Make an exact copy of the entries below with the pictures removed.

Data excerpts:
▶
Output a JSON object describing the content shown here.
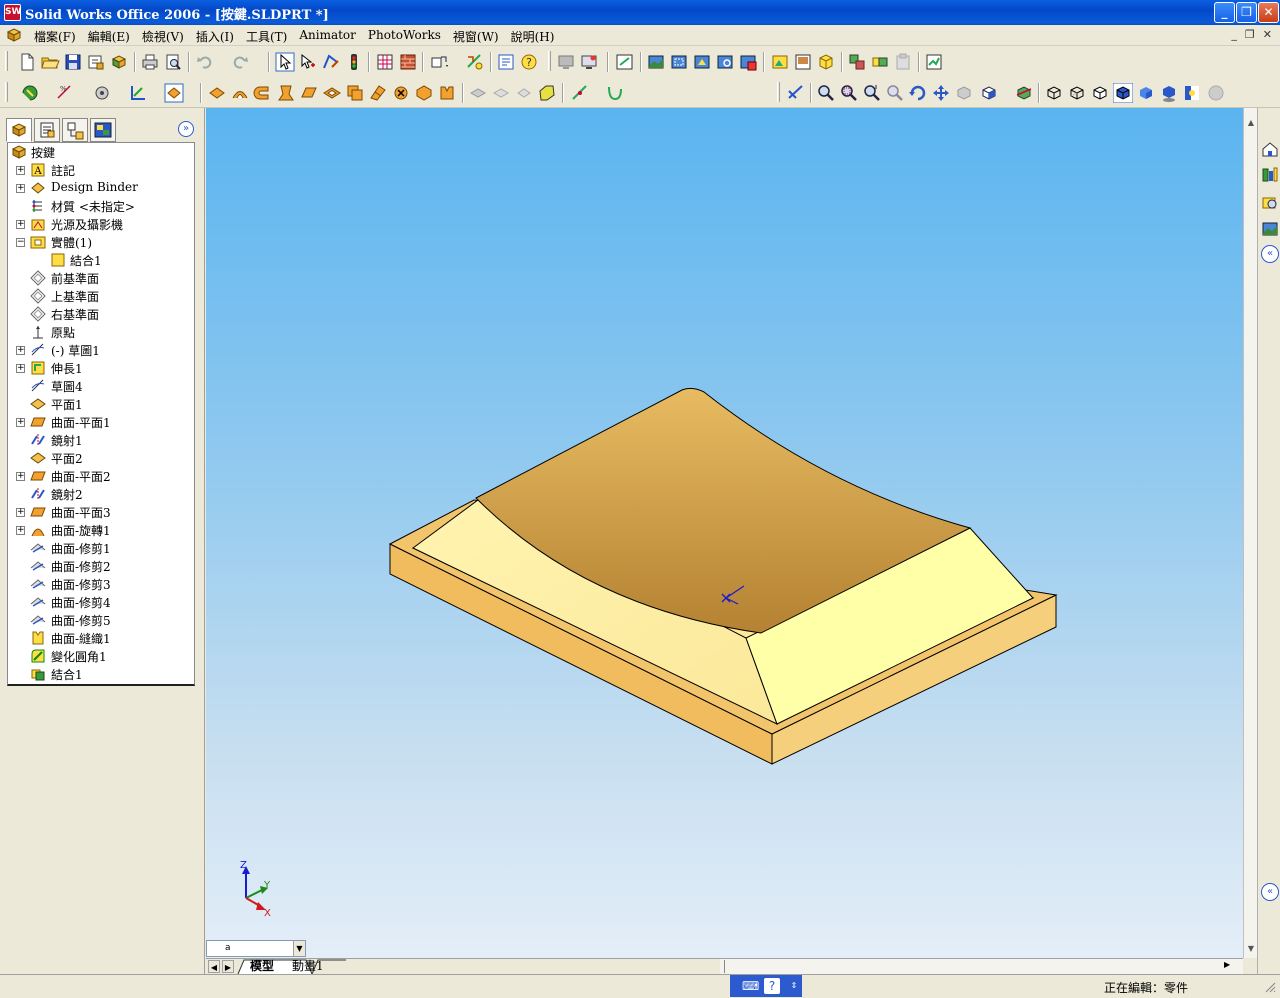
{
  "window": {
    "title": "Solid Works Office 2006 - [按鍵.SLDPRT *]",
    "app_icon_label": "SW",
    "minimize": "_",
    "maximize": "❐",
    "close": "✕"
  },
  "menubar": {
    "items": [
      "檔案(F)",
      "編輯(E)",
      "檢視(V)",
      "插入(I)",
      "工具(T)",
      "Animator",
      "PhotoWorks",
      "視窗(W)",
      "說明(H)"
    ],
    "mdi": [
      "_",
      "❐",
      "✕"
    ]
  },
  "feature_tree": {
    "root": "按鍵",
    "items": [
      {
        "label": "註記",
        "icon": "annotation-icon",
        "exp": "+"
      },
      {
        "label": "Design Binder",
        "icon": "design-binder-icon",
        "exp": "+"
      },
      {
        "label": "材質 <未指定>",
        "icon": "material-icon",
        "exp": ""
      },
      {
        "label": "光源及攝影機",
        "icon": "lights-icon",
        "exp": "+"
      },
      {
        "label": "實體(1)",
        "icon": "solid-bodies-icon",
        "exp": "−"
      },
      {
        "label": "結合1",
        "icon": "body-icon",
        "exp": ""
      },
      {
        "label": "前基準面",
        "icon": "plane-icon",
        "exp": ""
      },
      {
        "label": "上基準面",
        "icon": "plane-icon",
        "exp": ""
      },
      {
        "label": "右基準面",
        "icon": "plane-icon",
        "exp": ""
      },
      {
        "label": "原點",
        "icon": "origin-icon",
        "exp": ""
      },
      {
        "label": "(-) 草圖1",
        "icon": "sketch-icon",
        "exp": "+"
      },
      {
        "label": "伸長1",
        "icon": "extrude-icon",
        "exp": "+"
      },
      {
        "label": "草圖4",
        "icon": "sketch-icon",
        "exp": ""
      },
      {
        "label": "平面1",
        "icon": "ref-plane-icon",
        "exp": ""
      },
      {
        "label": "曲面-平面1",
        "icon": "surface-icon",
        "exp": "+"
      },
      {
        "label": "鏡射1",
        "icon": "mirror-icon",
        "exp": ""
      },
      {
        "label": "平面2",
        "icon": "ref-plane-icon",
        "exp": ""
      },
      {
        "label": "曲面-平面2",
        "icon": "surface-icon",
        "exp": "+"
      },
      {
        "label": "鏡射2",
        "icon": "mirror-icon",
        "exp": ""
      },
      {
        "label": "曲面-平面3",
        "icon": "surface-icon",
        "exp": "+"
      },
      {
        "label": "曲面-旋轉1",
        "icon": "revolve-surface-icon",
        "exp": "+"
      },
      {
        "label": "曲面-修剪1",
        "icon": "trim-surface-icon",
        "exp": ""
      },
      {
        "label": "曲面-修剪2",
        "icon": "trim-surface-icon",
        "exp": ""
      },
      {
        "label": "曲面-修剪3",
        "icon": "trim-surface-icon",
        "exp": ""
      },
      {
        "label": "曲面-修剪4",
        "icon": "trim-surface-icon",
        "exp": ""
      },
      {
        "label": "曲面-修剪5",
        "icon": "trim-surface-icon",
        "exp": ""
      },
      {
        "label": "曲面-縫織1",
        "icon": "knit-surface-icon",
        "exp": ""
      },
      {
        "label": "變化圓角1",
        "icon": "fillet-icon",
        "exp": ""
      },
      {
        "label": "結合1",
        "icon": "combine-icon",
        "exp": ""
      }
    ]
  },
  "triad": {
    "z": "Z",
    "y": "Y",
    "x": "X"
  },
  "bottom": {
    "config_value": "a",
    "tabs": [
      "模型",
      "動畫1"
    ]
  },
  "status": {
    "text": "正在編輯：零件"
  },
  "colors": {
    "part_top": "#d9a650",
    "part_light": "#fff6a8",
    "part_side": "#f0c060",
    "viewport_top": "#5ab4f0",
    "viewport_bottom": "#e4eef8"
  }
}
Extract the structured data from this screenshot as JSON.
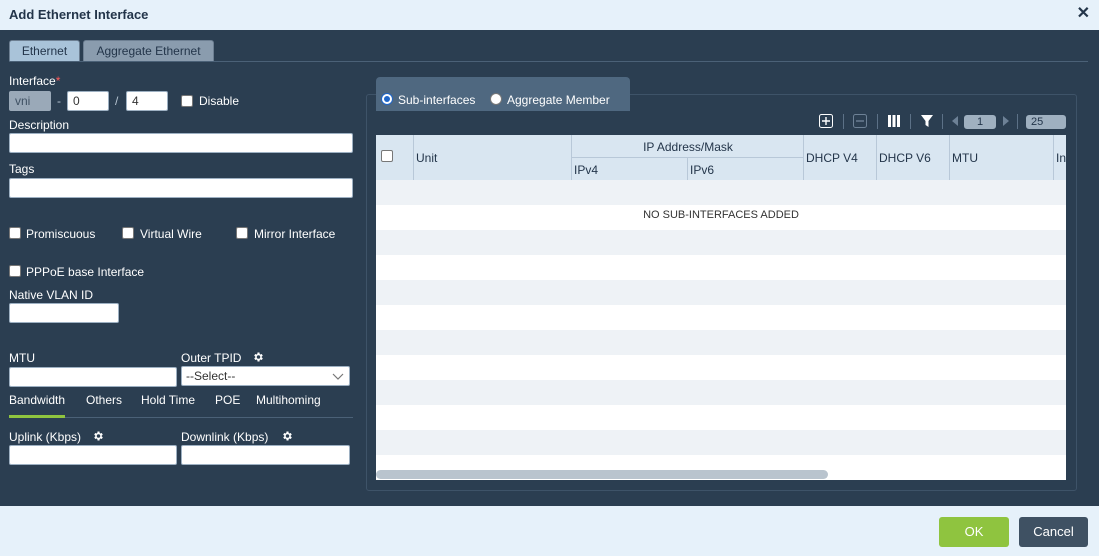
{
  "dialog": {
    "title": "Add Ethernet Interface"
  },
  "tabs": [
    {
      "label": "Ethernet"
    },
    {
      "label": "Aggregate Ethernet"
    }
  ],
  "form": {
    "interface_label": "Interface",
    "required_mark": "*",
    "interface_prefix": "vni",
    "dash": "-",
    "slot_value": "0",
    "slash": "/",
    "port_value": "4",
    "disable_label": "Disable",
    "description_label": "Description",
    "description_value": "",
    "tags_label": "Tags",
    "tags_value": "",
    "promiscuous_label": "Promiscuous",
    "virtual_wire_label": "Virtual Wire",
    "mirror_interface_label": "Mirror Interface",
    "pppoe_label": "PPPoE base Interface",
    "native_vlan_label": "Native VLAN ID",
    "native_vlan_value": "",
    "mtu_label": "MTU",
    "mtu_value": "",
    "outer_tpid_label": "Outer TPID",
    "outer_tpid_value": "--Select--"
  },
  "subtabs": [
    {
      "label": "Bandwidth"
    },
    {
      "label": "Others"
    },
    {
      "label": "Hold Time"
    },
    {
      "label": "POE"
    },
    {
      "label": "Multihoming"
    }
  ],
  "bandwidth": {
    "uplink_label": "Uplink (Kbps)",
    "uplink_value": "",
    "downlink_label": "Downlink (Kbps)",
    "downlink_value": ""
  },
  "right_panel": {
    "radio_sub": "Sub-interfaces",
    "radio_agg": "Aggregate Member",
    "page_number": "1",
    "page_size": "25",
    "columns": {
      "unit": "Unit",
      "ip": "IP Address/Mask",
      "ipv4": "IPv4",
      "ipv6": "IPv6",
      "dhcp4": "DHCP V4",
      "dhcp6": "DHCP V6",
      "mtu": "MTU",
      "truncated": "In"
    },
    "empty_text": "NO SUB-INTERFACES ADDED"
  },
  "footer": {
    "ok": "OK",
    "cancel": "Cancel"
  }
}
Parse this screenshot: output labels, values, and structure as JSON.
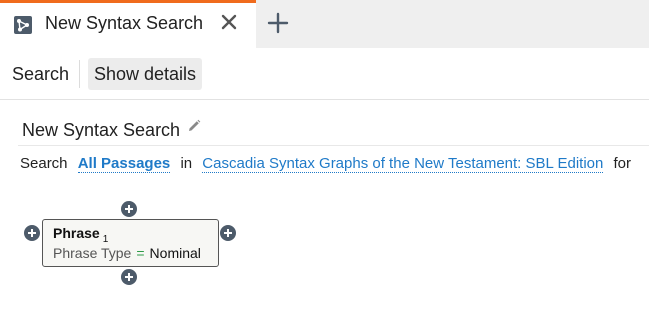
◀
### Result
Output a JSON object describing the content shown here.
{
  "window": {
    "title": "Solid Works Office 2006 - [按鍵.SLDPRT *]",
    "app_icon_label": "SW",
    "minimize": "_",
    "maximize": "❐",
    "close": "✕"
  },
  "menubar": {
    "items": [
      "檔案(F)",
      "編輯(E)",
      "檢視(V)",
      "插入(I)",
      "工具(T)",
      "Animator",
      "PhotoWorks",
      "視窗(W)",
      "說明(H)"
    ],
    "mdi": [
      "_",
      "❐",
      "✕"
    ]
  },
  "feature_tree": {
    "root": "按鍵",
    "items": [
      {
        "label": "註記",
        "icon": "annotation-icon",
        "exp": "+"
      },
      {
        "label": "Design Binder",
        "icon": "design-binder-icon",
        "exp": "+"
      },
      {
        "label": "材質 <未指定>",
        "icon": "material-icon",
        "exp": ""
      },
      {
        "label": "光源及攝影機",
        "icon": "lights-icon",
        "exp": "+"
      },
      {
        "label": "實體(1)",
        "icon": "solid-bodies-icon",
        "exp": "−"
      },
      {
        "label": "結合1",
        "icon": "body-icon",
        "exp": ""
      },
      {
        "label": "前基準面",
        "icon": "plane-icon",
        "exp": ""
      },
      {
        "label": "上基準面",
        "icon": "plane-icon",
        "exp": ""
      },
      {
        "label": "右基準面",
        "icon": "plane-icon",
        "exp": ""
      },
      {
        "label": "原點",
        "icon": "origin-icon",
        "exp": ""
      },
      {
        "label": "(-) 草圖1",
        "icon": "sketch-icon",
        "exp": "+"
      },
      {
        "label": "伸長1",
        "icon": "extrude-icon",
        "exp": "+"
      },
      {
        "label": "草圖4",
        "icon": "sketch-icon",
        "exp": ""
      },
      {
        "label": "平面1",
        "icon": "ref-plane-icon",
        "exp": ""
      },
      {
        "label": "曲面-平面1",
        "icon": "surface-icon",
        "exp": "+"
      },
      {
        "label": "鏡射1",
        "icon": "mirror-icon",
        "exp": ""
      },
      {
        "label": "平面2",
        "icon": "ref-plane-icon",
        "exp": ""
      },
      {
        "label": "曲面-平面2",
        "icon": "surface-icon",
        "exp": "+"
      },
      {
        "label": "鏡射2",
        "icon": "mirror-icon",
        "exp": ""
      },
      {
        "label": "曲面-平面3",
        "icon": "surface-icon",
        "exp": "+"
      },
      {
        "label": "曲面-旋轉1",
        "icon": "revolve-surface-icon",
        "exp": "+"
      },
      {
        "label": "曲面-修剪1",
        "icon": "trim-surface-icon",
        "exp": ""
      },
      {
        "label": "曲面-修剪2",
        "icon": "trim-surface-icon",
        "exp": ""
      },
      {
        "label": "曲面-修剪3",
        "icon": "trim-surface-icon",
        "exp": ""
      },
      {
        "label": "曲面-修剪4",
        "icon": "trim-surface-icon",
        "exp": ""
      },
      {
        "label": "曲面-修剪5",
        "icon": "trim-surface-icon",
        "exp": ""
      },
      {
        "label": "曲面-縫織1",
        "icon": "knit-surface-icon",
        "exp": ""
      },
      {
        "label": "變化圓角1",
        "icon": "fillet-icon",
        "exp": ""
      },
      {
        "label": "結合1",
        "icon": "combine-icon",
        "exp": ""
      }
    ]
  },
  "triad": {
    "z": "Z",
    "y": "Y",
    "x": "X"
  },
  "bottom": {
    "config_value": "a",
    "tabs": [
      "模型",
      "動畫1"
    ]
  },
  "status": {
    "text": "正在編輯：零件"
  },
  "colors": {
    "part_top": "#d9a650",
    "part_light": "#fff6a8",
    "part_side": "#f0c060",
    "viewport_top": "#5ab4f0",
    "viewport_bottom": "#e4eef8"
  }
}
Extract the structured data from this screenshot as JSON.
{
  "dialog": {
    "title": "Add Ethernet Interface"
  },
  "tabs": [
    {
      "label": "Ethernet"
    },
    {
      "label": "Aggregate Ethernet"
    }
  ],
  "form": {
    "interface_label": "Interface",
    "required_mark": "*",
    "interface_prefix": "vni",
    "dash": "-",
    "slot_value": "0",
    "slash": "/",
    "port_value": "4",
    "disable_label": "Disable",
    "description_label": "Description",
    "description_value": "",
    "tags_label": "Tags",
    "tags_value": "",
    "promiscuous_label": "Promiscuous",
    "virtual_wire_label": "Virtual Wire",
    "mirror_interface_label": "Mirror Interface",
    "pppoe_label": "PPPoE base Interface",
    "native_vlan_label": "Native VLAN ID",
    "native_vlan_value": "",
    "mtu_label": "MTU",
    "mtu_value": "",
    "outer_tpid_label": "Outer TPID",
    "outer_tpid_value": "--Select--"
  },
  "subtabs": [
    {
      "label": "Bandwidth"
    },
    {
      "label": "Others"
    },
    {
      "label": "Hold Time"
    },
    {
      "label": "POE"
    },
    {
      "label": "Multihoming"
    }
  ],
  "bandwidth": {
    "uplink_label": "Uplink (Kbps)",
    "uplink_value": "",
    "downlink_label": "Downlink (Kbps)",
    "downlink_value": ""
  },
  "right_panel": {
    "radio_sub": "Sub-interfaces",
    "radio_agg": "Aggregate Member",
    "page_number": "1",
    "page_size": "25",
    "columns": {
      "unit": "Unit",
      "ip": "IP Address/Mask",
      "ipv4": "IPv4",
      "ipv6": "IPv6",
      "dhcp4": "DHCP V4",
      "dhcp6": "DHCP V6",
      "mtu": "MTU",
      "truncated": "In"
    },
    "empty_text": "NO SUB-INTERFACES ADDED"
  },
  "footer": {
    "ok": "OK",
    "cancel": "Cancel"
  }
}
Parse this screenshot: output labels, values, and structure as JSON.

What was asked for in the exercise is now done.